◆ Task to carry out
Every entry below should be transcribed exactly; pictures stay out of the copy.
start Supplied material
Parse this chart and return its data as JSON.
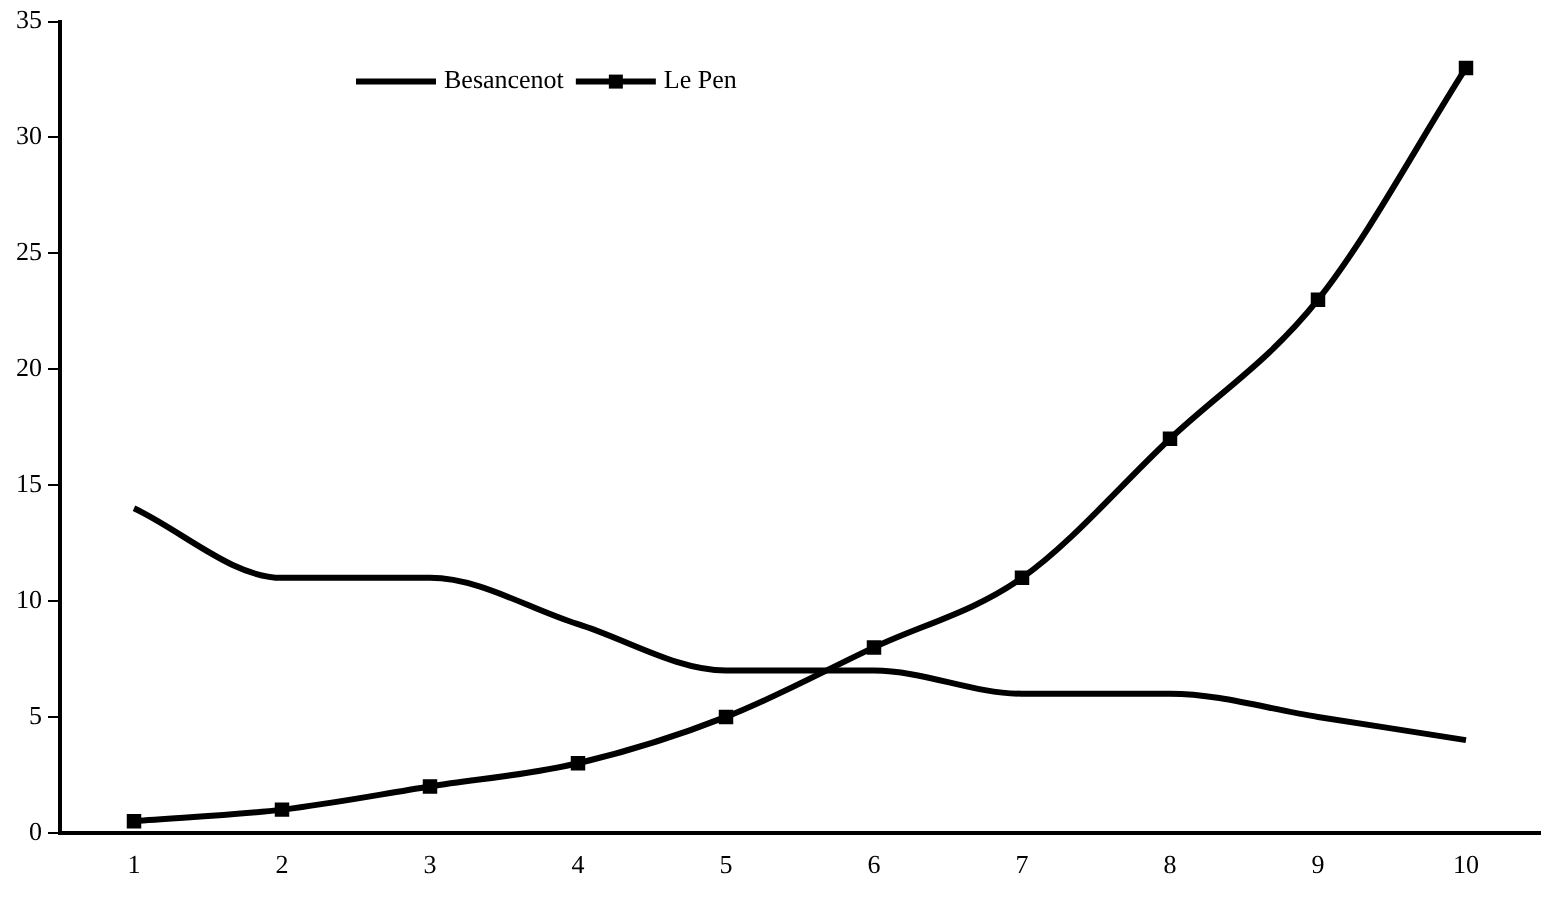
{
  "chart_data": {
    "type": "line",
    "categories": [
      "1",
      "2",
      "3",
      "4",
      "5",
      "6",
      "7",
      "8",
      "9",
      "10"
    ],
    "series": [
      {
        "name": "Besancenot",
        "color": "#000000",
        "marker": "none",
        "values": [
          14,
          11,
          11,
          9,
          7,
          7,
          6,
          6,
          5,
          4
        ]
      },
      {
        "name": "Le Pen",
        "color": "#000000",
        "marker": "square",
        "values": [
          0.5,
          1,
          2,
          3,
          5,
          8,
          11,
          17,
          23,
          33
        ]
      }
    ],
    "ylim": [
      0,
      35
    ],
    "yticks": [
      0,
      5,
      10,
      15,
      20,
      25,
      30,
      35
    ],
    "grid": false,
    "legend": "top",
    "line_style": "solid"
  }
}
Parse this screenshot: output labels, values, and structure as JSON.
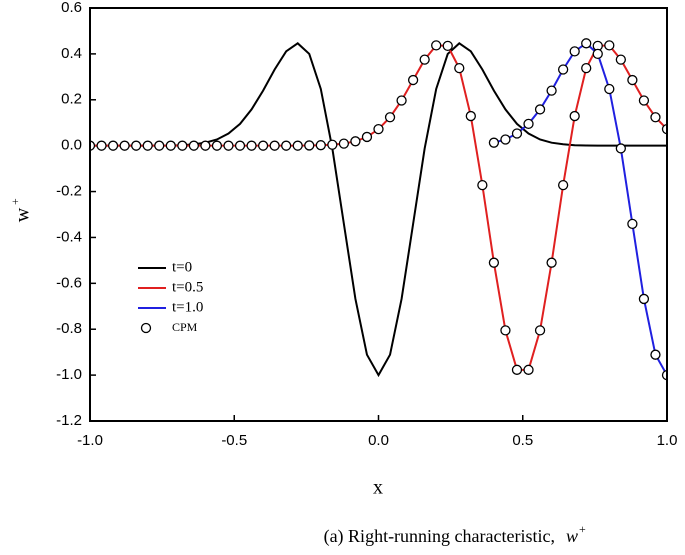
{
  "chart_data": {
    "type": "line",
    "xlabel": "x",
    "ylabel_base": "w",
    "ylabel_sup": "+",
    "caption": "(a) Right-running characteristic,",
    "caption_var": "w",
    "caption_sup": "+",
    "xlim": [
      -1,
      1
    ],
    "ylim": [
      -1.2,
      0.6
    ],
    "xticks": [
      {
        "value": -1,
        "label": "-1.0"
      },
      -0.5,
      {
        "value": 0,
        "label": "0.0"
      },
      0.5,
      {
        "value": 1,
        "label": "1.0"
      }
    ],
    "yticks": [
      -1.2,
      {
        "value": -1,
        "label": "-1.0"
      },
      -0.8,
      -0.6,
      -0.4,
      -0.2,
      {
        "value": 0,
        "label": "0.0"
      },
      0.2,
      0.4,
      0.6
    ],
    "grid": false,
    "legend": "lower-left",
    "series": [
      {
        "name": "t=0",
        "color": "#000000",
        "style": "line",
        "x": [
          -1,
          -0.96,
          -0.92,
          -0.88,
          -0.84,
          -0.8,
          -0.76,
          -0.72,
          -0.68,
          -0.64,
          -0.6,
          -0.56,
          -0.52,
          -0.48,
          -0.44,
          -0.4,
          -0.36,
          -0.32,
          -0.28,
          -0.24,
          -0.2,
          -0.16,
          -0.12,
          -0.08,
          -0.04,
          0,
          0.04,
          0.08,
          0.12,
          0.16,
          0.2,
          0.24,
          0.28,
          0.32,
          0.36,
          0.4,
          0.44,
          0.48,
          0.52,
          0.56,
          0.6,
          0.64,
          0.68,
          0.72,
          0.76,
          0.8,
          0.84,
          0.88,
          0.92,
          0.96,
          1
        ],
        "values": [
          0,
          0,
          0,
          0,
          0,
          0,
          0,
          0.001,
          0.002,
          0.006,
          0.013,
          0.027,
          0.053,
          0.095,
          0.158,
          0.24,
          0.332,
          0.411,
          0.446,
          0.4,
          0.247,
          -0.012,
          -0.341,
          -0.668,
          -0.911,
          -1,
          -0.911,
          -0.668,
          -0.341,
          -0.012,
          0.247,
          0.4,
          0.446,
          0.411,
          0.332,
          0.24,
          0.158,
          0.095,
          0.053,
          0.027,
          0.013,
          0.006,
          0.002,
          0.001,
          0,
          0,
          0,
          0,
          0,
          0,
          0
        ]
      },
      {
        "name": "t=0.5",
        "color": "#e02020",
        "style": "line",
        "x": [
          -1,
          -0.96,
          -0.92,
          -0.88,
          -0.84,
          -0.8,
          -0.76,
          -0.72,
          -0.68,
          -0.64,
          -0.6,
          -0.56,
          -0.52,
          -0.48,
          -0.44,
          -0.4,
          -0.36,
          -0.32,
          -0.28,
          -0.24,
          -0.2,
          -0.16,
          -0.12,
          -0.08,
          -0.04,
          0,
          0.04,
          0.08,
          0.12,
          0.16,
          0.2,
          0.24,
          0.28,
          0.32,
          0.36,
          0.4,
          0.44,
          0.48,
          0.52,
          0.56,
          0.6,
          0.64,
          0.68,
          0.72,
          0.76,
          0.8,
          0.84,
          0.88,
          0.92,
          0.96,
          1
        ],
        "values": [
          0,
          0,
          0,
          0,
          0,
          0,
          0,
          0,
          0,
          0,
          0,
          0,
          0,
          0,
          0,
          0,
          0,
          0,
          0,
          0.001,
          0.002,
          0.004,
          0.009,
          0.019,
          0.038,
          0.072,
          0.124,
          0.197,
          0.286,
          0.375,
          0.437,
          0.435,
          0.338,
          0.129,
          -0.172,
          -0.51,
          -0.805,
          -0.977,
          -0.977,
          -0.805,
          -0.51,
          -0.172,
          0.129,
          0.338,
          0.435,
          0.437,
          0.375,
          0.286,
          0.197,
          0.124,
          0.072
        ]
      },
      {
        "name": "t=1.0",
        "color": "#2020e0",
        "style": "line",
        "x": [
          0.4,
          0.44,
          0.48,
          0.52,
          0.56,
          0.6,
          0.64,
          0.68,
          0.72,
          0.76,
          0.8,
          0.84,
          0.88,
          0.92,
          0.96,
          1
        ],
        "values": [
          0.013,
          0.027,
          0.053,
          0.095,
          0.158,
          0.24,
          0.332,
          0.411,
          0.446,
          0.4,
          0.247,
          -0.012,
          -0.341,
          -0.668,
          -0.911,
          -1
        ]
      },
      {
        "name": "CPM",
        "color": "#000000",
        "style": "marker",
        "x": [
          -1,
          -0.96,
          -0.92,
          -0.88,
          -0.84,
          -0.8,
          -0.76,
          -0.72,
          -0.68,
          -0.64,
          -0.6,
          -0.56,
          -0.52,
          -0.48,
          -0.44,
          -0.4,
          -0.36,
          -0.32,
          -0.28,
          -0.24,
          -0.2,
          -0.16,
          -0.12,
          -0.08,
          -0.04,
          0,
          0.04,
          0.08,
          0.12,
          0.16,
          0.2,
          0.24,
          0.28,
          0.32,
          0.36,
          0.4,
          0.44,
          0.48,
          0.52,
          0.56,
          0.6,
          0.64,
          0.68,
          0.72,
          0.76,
          0.8,
          0.84,
          0.88,
          0.92,
          0.96,
          1,
          0.4,
          0.44,
          0.48,
          0.52,
          0.56,
          0.6,
          0.64,
          0.68,
          0.72,
          0.76,
          0.8,
          0.84,
          0.88,
          0.92,
          0.96,
          1
        ],
        "values": [
          0,
          0,
          0,
          0,
          0,
          0,
          0,
          0,
          0,
          0,
          0,
          0,
          0,
          0,
          0,
          0,
          0,
          0,
          0,
          0.001,
          0.002,
          0.004,
          0.009,
          0.019,
          0.038,
          0.072,
          0.124,
          0.197,
          0.286,
          0.375,
          0.437,
          0.435,
          0.338,
          0.129,
          -0.172,
          -0.51,
          -0.805,
          -0.977,
          -0.977,
          -0.805,
          -0.51,
          -0.172,
          0.129,
          0.338,
          0.435,
          0.437,
          0.375,
          0.286,
          0.197,
          0.124,
          0.072,
          0.013,
          0.027,
          0.053,
          0.095,
          0.158,
          0.24,
          0.332,
          0.411,
          0.446,
          0.4,
          0.247,
          -0.012,
          -0.341,
          -0.668,
          -0.911,
          -1
        ]
      }
    ]
  }
}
end Supplied material
◆ Exercise solution
Parse this chart and return its data as JSON.
{
  "chart_data": {
    "type": "line",
    "categories": [
      "1",
      "2",
      "3",
      "4",
      "5",
      "6",
      "7",
      "8",
      "9",
      "10"
    ],
    "series": [
      {
        "name": "Besancenot",
        "color": "#000000",
        "marker": "none",
        "values": [
          14,
          11,
          11,
          9,
          7,
          7,
          6,
          6,
          5,
          4
        ]
      },
      {
        "name": "Le Pen",
        "color": "#000000",
        "marker": "square",
        "values": [
          0.5,
          1,
          2,
          3,
          5,
          8,
          11,
          17,
          23,
          33
        ]
      }
    ],
    "ylim": [
      0,
      35
    ],
    "yticks": [
      0,
      5,
      10,
      15,
      20,
      25,
      30,
      35
    ],
    "grid": false,
    "legend": "top",
    "line_style": "solid"
  }
}
Parse this screenshot: output labels, values, and structure as JSON.
{
  "chart_data": {
    "type": "line",
    "xlabel": "x",
    "ylabel_base": "w",
    "ylabel_sup": "+",
    "caption": "(a) Right-running characteristic,",
    "caption_var": "w",
    "caption_sup": "+",
    "xlim": [
      -1,
      1
    ],
    "ylim": [
      -1.2,
      0.6
    ],
    "xticks": [
      {
        "value": -1,
        "label": "-1.0"
      },
      -0.5,
      {
        "value": 0,
        "label": "0.0"
      },
      0.5,
      {
        "value": 1,
        "label": "1.0"
      }
    ],
    "yticks": [
      -1.2,
      {
        "value": -1,
        "label": "-1.0"
      },
      -0.8,
      -0.6,
      -0.4,
      -0.2,
      {
        "value": 0,
        "label": "0.0"
      },
      0.2,
      0.4,
      0.6
    ],
    "grid": false,
    "legend": "lower-left",
    "series": [
      {
        "name": "t=0",
        "color": "#000000",
        "style": "line",
        "x": [
          -1,
          -0.96,
          -0.92,
          -0.88,
          -0.84,
          -0.8,
          -0.76,
          -0.72,
          -0.68,
          -0.64,
          -0.6,
          -0.56,
          -0.52,
          -0.48,
          -0.44,
          -0.4,
          -0.36,
          -0.32,
          -0.28,
          -0.24,
          -0.2,
          -0.16,
          -0.12,
          -0.08,
          -0.04,
          0,
          0.04,
          0.08,
          0.12,
          0.16,
          0.2,
          0.24,
          0.28,
          0.32,
          0.36,
          0.4,
          0.44,
          0.48,
          0.52,
          0.56,
          0.6,
          0.64,
          0.68,
          0.72,
          0.76,
          0.8,
          0.84,
          0.88,
          0.92,
          0.96,
          1
        ],
        "values": [
          0,
          0,
          0,
          0,
          0,
          0,
          0,
          0.001,
          0.002,
          0.006,
          0.013,
          0.027,
          0.053,
          0.095,
          0.158,
          0.24,
          0.332,
          0.411,
          0.446,
          0.4,
          0.247,
          -0.012,
          -0.341,
          -0.668,
          -0.911,
          -1,
          -0.911,
          -0.668,
          -0.341,
          -0.012,
          0.247,
          0.4,
          0.446,
          0.411,
          0.332,
          0.24,
          0.158,
          0.095,
          0.053,
          0.027,
          0.013,
          0.006,
          0.002,
          0.001,
          0,
          0,
          0,
          0,
          0,
          0,
          0
        ]
      },
      {
        "name": "t=0.5",
        "color": "#e02020",
        "style": "line",
        "x": [
          -1,
          -0.96,
          -0.92,
          -0.88,
          -0.84,
          -0.8,
          -0.76,
          -0.72,
          -0.68,
          -0.64,
          -0.6,
          -0.56,
          -0.52,
          -0.48,
          -0.44,
          -0.4,
          -0.36,
          -0.32,
          -0.28,
          -0.24,
          -0.2,
          -0.16,
          -0.12,
          -0.08,
          -0.04,
          0,
          0.04,
          0.08,
          0.12,
          0.16,
          0.2,
          0.24,
          0.28,
          0.32,
          0.36,
          0.4,
          0.44,
          0.48,
          0.52,
          0.56,
          0.6,
          0.64,
          0.68,
          0.72,
          0.76,
          0.8,
          0.84,
          0.88,
          0.92,
          0.96,
          1
        ],
        "values": [
          0,
          0,
          0,
          0,
          0,
          0,
          0,
          0,
          0,
          0,
          0,
          0,
          0,
          0,
          0,
          0,
          0,
          0,
          0,
          0.001,
          0.002,
          0.004,
          0.009,
          0.019,
          0.038,
          0.072,
          0.124,
          0.197,
          0.286,
          0.375,
          0.437,
          0.435,
          0.338,
          0.129,
          -0.172,
          -0.51,
          -0.805,
          -0.977,
          -0.977,
          -0.805,
          -0.51,
          -0.172,
          0.129,
          0.338,
          0.435,
          0.437,
          0.375,
          0.286,
          0.197,
          0.124,
          0.072
        ]
      },
      {
        "name": "t=1.0",
        "color": "#2020e0",
        "style": "line",
        "x": [
          0.4,
          0.44,
          0.48,
          0.52,
          0.56,
          0.6,
          0.64,
          0.68,
          0.72,
          0.76,
          0.8,
          0.84,
          0.88,
          0.92,
          0.96,
          1
        ],
        "values": [
          0.013,
          0.027,
          0.053,
          0.095,
          0.158,
          0.24,
          0.332,
          0.411,
          0.446,
          0.4,
          0.247,
          -0.012,
          -0.341,
          -0.668,
          -0.911,
          -1
        ]
      },
      {
        "name": "CPM",
        "color": "#000000",
        "style": "marker",
        "x": [
          -1,
          -0.96,
          -0.92,
          -0.88,
          -0.84,
          -0.8,
          -0.76,
          -0.72,
          -0.68,
          -0.64,
          -0.6,
          -0.56,
          -0.52,
          -0.48,
          -0.44,
          -0.4,
          -0.36,
          -0.32,
          -0.28,
          -0.24,
          -0.2,
          -0.16,
          -0.12,
          -0.08,
          -0.04,
          0,
          0.04,
          0.08,
          0.12,
          0.16,
          0.2,
          0.24,
          0.28,
          0.32,
          0.36,
          0.4,
          0.44,
          0.48,
          0.52,
          0.56,
          0.6,
          0.64,
          0.68,
          0.72,
          0.76,
          0.8,
          0.84,
          0.88,
          0.92,
          0.96,
          1,
          0.4,
          0.44,
          0.48,
          0.52,
          0.56,
          0.6,
          0.64,
          0.68,
          0.72,
          0.76,
          0.8,
          0.84,
          0.88,
          0.92,
          0.96,
          1
        ],
        "values": [
          0,
          0,
          0,
          0,
          0,
          0,
          0,
          0,
          0,
          0,
          0,
          0,
          0,
          0,
          0,
          0,
          0,
          0,
          0,
          0.001,
          0.002,
          0.004,
          0.009,
          0.019,
          0.038,
          0.072,
          0.124,
          0.197,
          0.286,
          0.375,
          0.437,
          0.435,
          0.338,
          0.129,
          -0.172,
          -0.51,
          -0.805,
          -0.977,
          -0.977,
          -0.805,
          -0.51,
          -0.172,
          0.129,
          0.338,
          0.435,
          0.437,
          0.375,
          0.286,
          0.197,
          0.124,
          0.072,
          0.013,
          0.027,
          0.053,
          0.095,
          0.158,
          0.24,
          0.332,
          0.411,
          0.446,
          0.4,
          0.247,
          -0.012,
          -0.341,
          -0.668,
          -0.911,
          -1
        ]
      }
    ]
  }
}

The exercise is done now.